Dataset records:
____________________
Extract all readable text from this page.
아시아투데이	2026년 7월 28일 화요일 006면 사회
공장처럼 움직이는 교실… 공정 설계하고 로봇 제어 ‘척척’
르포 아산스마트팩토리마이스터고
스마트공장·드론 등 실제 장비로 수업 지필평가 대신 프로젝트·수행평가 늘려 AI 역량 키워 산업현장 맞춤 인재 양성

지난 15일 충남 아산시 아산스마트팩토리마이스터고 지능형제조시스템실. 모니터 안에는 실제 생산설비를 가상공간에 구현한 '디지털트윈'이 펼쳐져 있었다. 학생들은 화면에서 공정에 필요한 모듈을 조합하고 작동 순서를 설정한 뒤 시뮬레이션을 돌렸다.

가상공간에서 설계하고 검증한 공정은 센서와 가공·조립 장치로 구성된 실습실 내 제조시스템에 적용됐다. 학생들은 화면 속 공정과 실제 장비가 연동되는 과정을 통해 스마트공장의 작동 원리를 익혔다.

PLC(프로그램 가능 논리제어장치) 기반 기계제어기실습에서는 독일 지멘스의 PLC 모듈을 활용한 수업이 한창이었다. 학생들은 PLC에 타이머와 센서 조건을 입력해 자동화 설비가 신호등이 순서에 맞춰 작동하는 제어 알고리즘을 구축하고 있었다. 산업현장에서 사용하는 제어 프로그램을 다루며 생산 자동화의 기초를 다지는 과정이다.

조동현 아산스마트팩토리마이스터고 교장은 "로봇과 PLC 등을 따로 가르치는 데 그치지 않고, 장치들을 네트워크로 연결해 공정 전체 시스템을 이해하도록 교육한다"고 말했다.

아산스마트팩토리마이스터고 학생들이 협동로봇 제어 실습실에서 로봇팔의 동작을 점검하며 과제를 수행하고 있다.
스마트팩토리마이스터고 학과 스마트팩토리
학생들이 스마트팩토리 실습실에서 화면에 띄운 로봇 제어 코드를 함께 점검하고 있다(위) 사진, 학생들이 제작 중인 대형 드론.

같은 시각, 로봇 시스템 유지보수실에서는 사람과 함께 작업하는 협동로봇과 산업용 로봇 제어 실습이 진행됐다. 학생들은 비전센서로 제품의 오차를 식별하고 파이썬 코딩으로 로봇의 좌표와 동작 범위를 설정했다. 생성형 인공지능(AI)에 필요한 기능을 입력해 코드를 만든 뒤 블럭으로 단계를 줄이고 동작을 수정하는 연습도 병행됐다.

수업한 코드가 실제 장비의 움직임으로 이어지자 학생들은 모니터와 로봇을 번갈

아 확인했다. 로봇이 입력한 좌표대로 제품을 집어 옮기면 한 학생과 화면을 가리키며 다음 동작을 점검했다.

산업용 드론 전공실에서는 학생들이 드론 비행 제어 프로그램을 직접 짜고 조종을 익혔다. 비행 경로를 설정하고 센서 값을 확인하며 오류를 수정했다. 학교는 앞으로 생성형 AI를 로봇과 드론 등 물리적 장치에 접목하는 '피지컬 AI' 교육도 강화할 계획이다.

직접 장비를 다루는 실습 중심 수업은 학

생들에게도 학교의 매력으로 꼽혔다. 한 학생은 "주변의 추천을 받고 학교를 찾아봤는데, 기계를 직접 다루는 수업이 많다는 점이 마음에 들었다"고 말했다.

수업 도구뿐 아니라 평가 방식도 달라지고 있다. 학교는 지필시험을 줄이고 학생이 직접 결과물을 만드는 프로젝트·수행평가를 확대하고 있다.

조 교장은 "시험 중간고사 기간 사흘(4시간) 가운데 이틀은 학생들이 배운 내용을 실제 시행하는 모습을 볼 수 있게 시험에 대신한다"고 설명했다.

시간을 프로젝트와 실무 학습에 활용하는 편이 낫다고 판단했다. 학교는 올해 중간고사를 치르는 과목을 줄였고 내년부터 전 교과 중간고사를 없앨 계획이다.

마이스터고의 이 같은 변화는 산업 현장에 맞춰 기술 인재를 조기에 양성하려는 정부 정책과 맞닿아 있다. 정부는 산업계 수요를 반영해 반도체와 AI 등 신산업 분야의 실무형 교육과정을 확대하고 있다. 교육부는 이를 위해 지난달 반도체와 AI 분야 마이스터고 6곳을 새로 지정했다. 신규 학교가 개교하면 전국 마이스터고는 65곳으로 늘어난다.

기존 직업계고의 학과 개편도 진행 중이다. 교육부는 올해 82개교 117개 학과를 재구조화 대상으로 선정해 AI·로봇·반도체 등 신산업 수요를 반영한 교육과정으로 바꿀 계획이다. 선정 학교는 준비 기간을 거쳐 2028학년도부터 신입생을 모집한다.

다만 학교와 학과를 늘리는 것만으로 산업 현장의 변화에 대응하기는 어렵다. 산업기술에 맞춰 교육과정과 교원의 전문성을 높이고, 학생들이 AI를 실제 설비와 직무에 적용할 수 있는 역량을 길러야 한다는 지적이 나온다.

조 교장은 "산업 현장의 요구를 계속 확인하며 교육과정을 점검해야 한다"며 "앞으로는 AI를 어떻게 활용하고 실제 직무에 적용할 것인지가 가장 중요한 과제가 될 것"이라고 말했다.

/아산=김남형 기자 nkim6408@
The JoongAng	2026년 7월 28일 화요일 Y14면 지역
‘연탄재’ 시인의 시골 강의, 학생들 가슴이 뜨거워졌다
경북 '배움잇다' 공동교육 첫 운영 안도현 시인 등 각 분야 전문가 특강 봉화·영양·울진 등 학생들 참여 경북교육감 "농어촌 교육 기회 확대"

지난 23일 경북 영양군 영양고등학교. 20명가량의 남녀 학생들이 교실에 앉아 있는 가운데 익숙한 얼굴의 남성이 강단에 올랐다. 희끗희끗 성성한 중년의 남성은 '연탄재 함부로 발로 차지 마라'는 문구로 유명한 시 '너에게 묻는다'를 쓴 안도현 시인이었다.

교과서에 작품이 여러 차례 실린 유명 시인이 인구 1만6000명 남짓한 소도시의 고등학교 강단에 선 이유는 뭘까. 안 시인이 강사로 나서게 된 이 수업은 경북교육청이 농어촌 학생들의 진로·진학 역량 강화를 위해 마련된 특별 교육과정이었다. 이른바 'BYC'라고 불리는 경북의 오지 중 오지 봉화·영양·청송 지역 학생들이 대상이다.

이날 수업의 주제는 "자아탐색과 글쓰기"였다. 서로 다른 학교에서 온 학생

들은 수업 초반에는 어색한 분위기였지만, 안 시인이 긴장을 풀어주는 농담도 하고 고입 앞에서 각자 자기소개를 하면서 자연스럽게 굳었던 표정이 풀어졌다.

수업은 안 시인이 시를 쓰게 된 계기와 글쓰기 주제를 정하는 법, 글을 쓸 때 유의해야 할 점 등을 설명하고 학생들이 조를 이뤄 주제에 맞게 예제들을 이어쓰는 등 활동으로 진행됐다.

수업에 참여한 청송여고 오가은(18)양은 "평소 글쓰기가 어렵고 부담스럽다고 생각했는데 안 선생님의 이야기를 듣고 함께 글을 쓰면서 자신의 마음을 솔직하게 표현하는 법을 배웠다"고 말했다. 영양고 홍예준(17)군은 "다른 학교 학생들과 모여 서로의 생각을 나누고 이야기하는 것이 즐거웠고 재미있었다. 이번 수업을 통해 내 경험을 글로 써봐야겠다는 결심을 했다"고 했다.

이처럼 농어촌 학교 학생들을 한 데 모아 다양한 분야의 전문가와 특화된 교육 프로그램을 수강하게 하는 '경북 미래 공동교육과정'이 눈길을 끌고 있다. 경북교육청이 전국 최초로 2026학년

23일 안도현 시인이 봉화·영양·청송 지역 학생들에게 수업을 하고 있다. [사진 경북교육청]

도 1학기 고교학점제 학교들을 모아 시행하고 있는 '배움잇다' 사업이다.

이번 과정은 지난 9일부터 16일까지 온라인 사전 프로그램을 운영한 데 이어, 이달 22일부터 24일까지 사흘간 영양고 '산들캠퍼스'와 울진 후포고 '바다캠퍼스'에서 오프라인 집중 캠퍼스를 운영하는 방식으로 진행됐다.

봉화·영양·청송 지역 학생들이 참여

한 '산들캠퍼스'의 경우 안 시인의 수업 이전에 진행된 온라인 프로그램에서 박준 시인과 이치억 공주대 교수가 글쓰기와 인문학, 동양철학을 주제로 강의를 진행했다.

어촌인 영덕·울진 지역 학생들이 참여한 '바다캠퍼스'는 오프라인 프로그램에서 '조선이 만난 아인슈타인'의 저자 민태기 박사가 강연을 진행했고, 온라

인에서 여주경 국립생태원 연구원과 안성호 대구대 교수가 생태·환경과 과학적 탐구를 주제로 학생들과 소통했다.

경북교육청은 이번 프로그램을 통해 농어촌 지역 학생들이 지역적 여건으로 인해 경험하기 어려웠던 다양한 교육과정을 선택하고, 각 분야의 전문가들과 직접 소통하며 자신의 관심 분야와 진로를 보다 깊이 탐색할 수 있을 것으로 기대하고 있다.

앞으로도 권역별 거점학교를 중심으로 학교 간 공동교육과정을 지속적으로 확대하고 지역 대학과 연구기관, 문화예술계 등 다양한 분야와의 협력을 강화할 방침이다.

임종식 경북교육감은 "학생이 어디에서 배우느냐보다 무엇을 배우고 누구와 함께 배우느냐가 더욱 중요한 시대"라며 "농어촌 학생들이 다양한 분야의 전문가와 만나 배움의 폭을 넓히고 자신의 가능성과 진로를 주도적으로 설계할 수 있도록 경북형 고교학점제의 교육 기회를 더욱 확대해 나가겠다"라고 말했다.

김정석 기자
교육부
____________________
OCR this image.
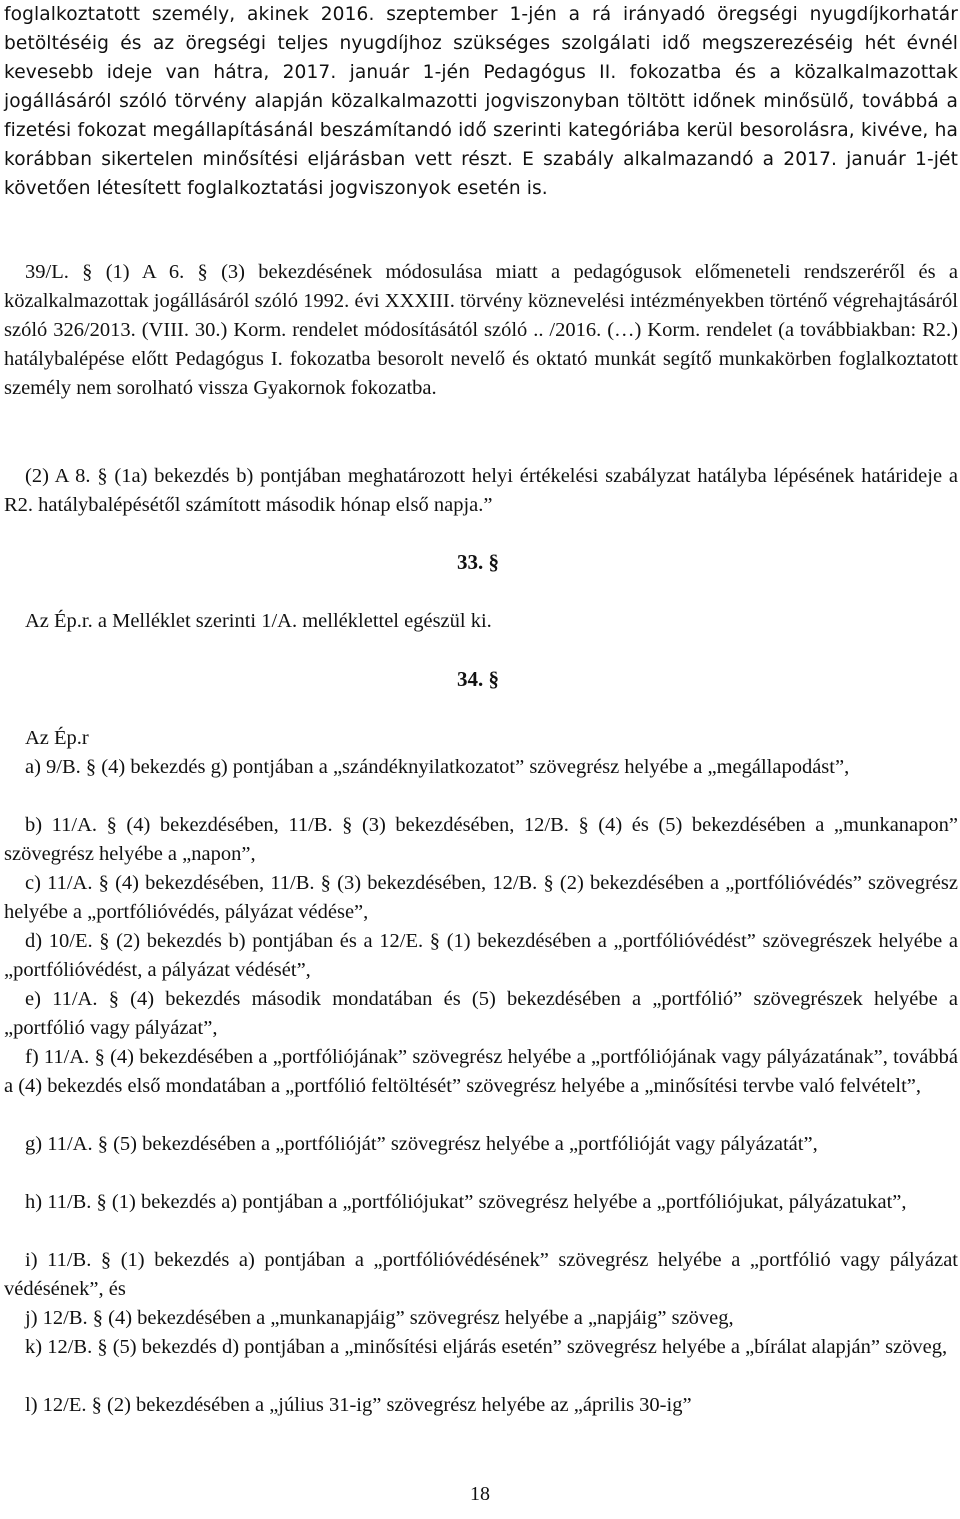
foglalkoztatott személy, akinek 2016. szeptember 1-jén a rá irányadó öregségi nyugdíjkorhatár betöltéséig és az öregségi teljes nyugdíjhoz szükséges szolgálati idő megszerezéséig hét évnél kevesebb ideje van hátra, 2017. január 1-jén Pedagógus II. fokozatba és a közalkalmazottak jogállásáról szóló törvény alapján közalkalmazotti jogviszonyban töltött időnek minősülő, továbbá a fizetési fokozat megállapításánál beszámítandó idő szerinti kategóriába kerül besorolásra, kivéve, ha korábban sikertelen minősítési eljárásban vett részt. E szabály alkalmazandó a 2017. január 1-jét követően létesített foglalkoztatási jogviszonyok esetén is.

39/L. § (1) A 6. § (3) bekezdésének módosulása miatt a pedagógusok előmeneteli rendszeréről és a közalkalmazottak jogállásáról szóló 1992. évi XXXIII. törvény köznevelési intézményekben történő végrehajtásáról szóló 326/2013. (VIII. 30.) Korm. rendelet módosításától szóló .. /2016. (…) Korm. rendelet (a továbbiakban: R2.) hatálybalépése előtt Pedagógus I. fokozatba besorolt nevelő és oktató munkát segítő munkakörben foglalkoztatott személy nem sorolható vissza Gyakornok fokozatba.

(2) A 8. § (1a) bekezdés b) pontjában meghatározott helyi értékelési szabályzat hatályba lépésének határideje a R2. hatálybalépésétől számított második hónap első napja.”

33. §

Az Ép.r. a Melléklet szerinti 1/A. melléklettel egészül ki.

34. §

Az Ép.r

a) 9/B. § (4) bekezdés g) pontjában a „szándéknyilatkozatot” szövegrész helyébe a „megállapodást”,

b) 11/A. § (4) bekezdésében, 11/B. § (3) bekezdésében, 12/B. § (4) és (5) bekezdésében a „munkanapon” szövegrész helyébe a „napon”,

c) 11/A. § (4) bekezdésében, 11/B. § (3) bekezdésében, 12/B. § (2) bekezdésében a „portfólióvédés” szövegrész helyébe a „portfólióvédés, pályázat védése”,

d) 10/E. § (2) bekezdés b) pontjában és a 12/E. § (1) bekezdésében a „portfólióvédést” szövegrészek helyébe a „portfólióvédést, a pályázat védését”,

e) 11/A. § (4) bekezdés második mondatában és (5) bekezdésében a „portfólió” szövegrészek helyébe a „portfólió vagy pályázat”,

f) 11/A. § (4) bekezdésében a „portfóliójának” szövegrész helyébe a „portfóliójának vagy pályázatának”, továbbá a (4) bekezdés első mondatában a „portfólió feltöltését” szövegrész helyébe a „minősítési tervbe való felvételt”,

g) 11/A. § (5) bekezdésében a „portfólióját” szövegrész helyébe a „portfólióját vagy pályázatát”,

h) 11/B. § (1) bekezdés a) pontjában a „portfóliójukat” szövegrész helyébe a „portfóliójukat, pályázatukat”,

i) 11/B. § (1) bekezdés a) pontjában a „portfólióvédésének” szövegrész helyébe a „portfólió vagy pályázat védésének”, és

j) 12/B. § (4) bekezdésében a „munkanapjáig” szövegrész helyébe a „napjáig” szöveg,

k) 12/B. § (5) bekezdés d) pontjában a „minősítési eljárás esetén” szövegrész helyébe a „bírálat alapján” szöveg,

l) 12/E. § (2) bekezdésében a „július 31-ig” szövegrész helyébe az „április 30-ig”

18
____________________
Task statement: Pick out the lines above that hold the string "확대하고" and show them.

Completed task:
수업 도구뿐 아니라 평가 방식도 달라지고 있다. 학교는 지필시험을 줄이고 학생이 직접 결과물을 만드는 프로젝트·수행평가를 확대하고 있다.
마이스터고의 이 같은 변화는 산업 현장에 맞춰 기술 인재를 조기에 양성하려는 정부 정책과 맞닿아 있다. 정부는 산업계 수요를 반영해 반도체와 AI 등 신산업 분야의 실무형 교육과정을 확대하고 있다. 교육부는 이를 위해 지난달 반도체와 AI 분야 마이스터고 6곳을 새로 지정했다. 신규 학교가 개교하면 전국 마이스터고는 65곳으로 늘어난다.
앞으로도 권역별 거점학교를 중심으로 학교 간 공동교육과정을 지속적으로 확대하고 지역 대학과 연구기관, 문화예술계 등 다양한 분야와의 협력을 강화할 방침이다.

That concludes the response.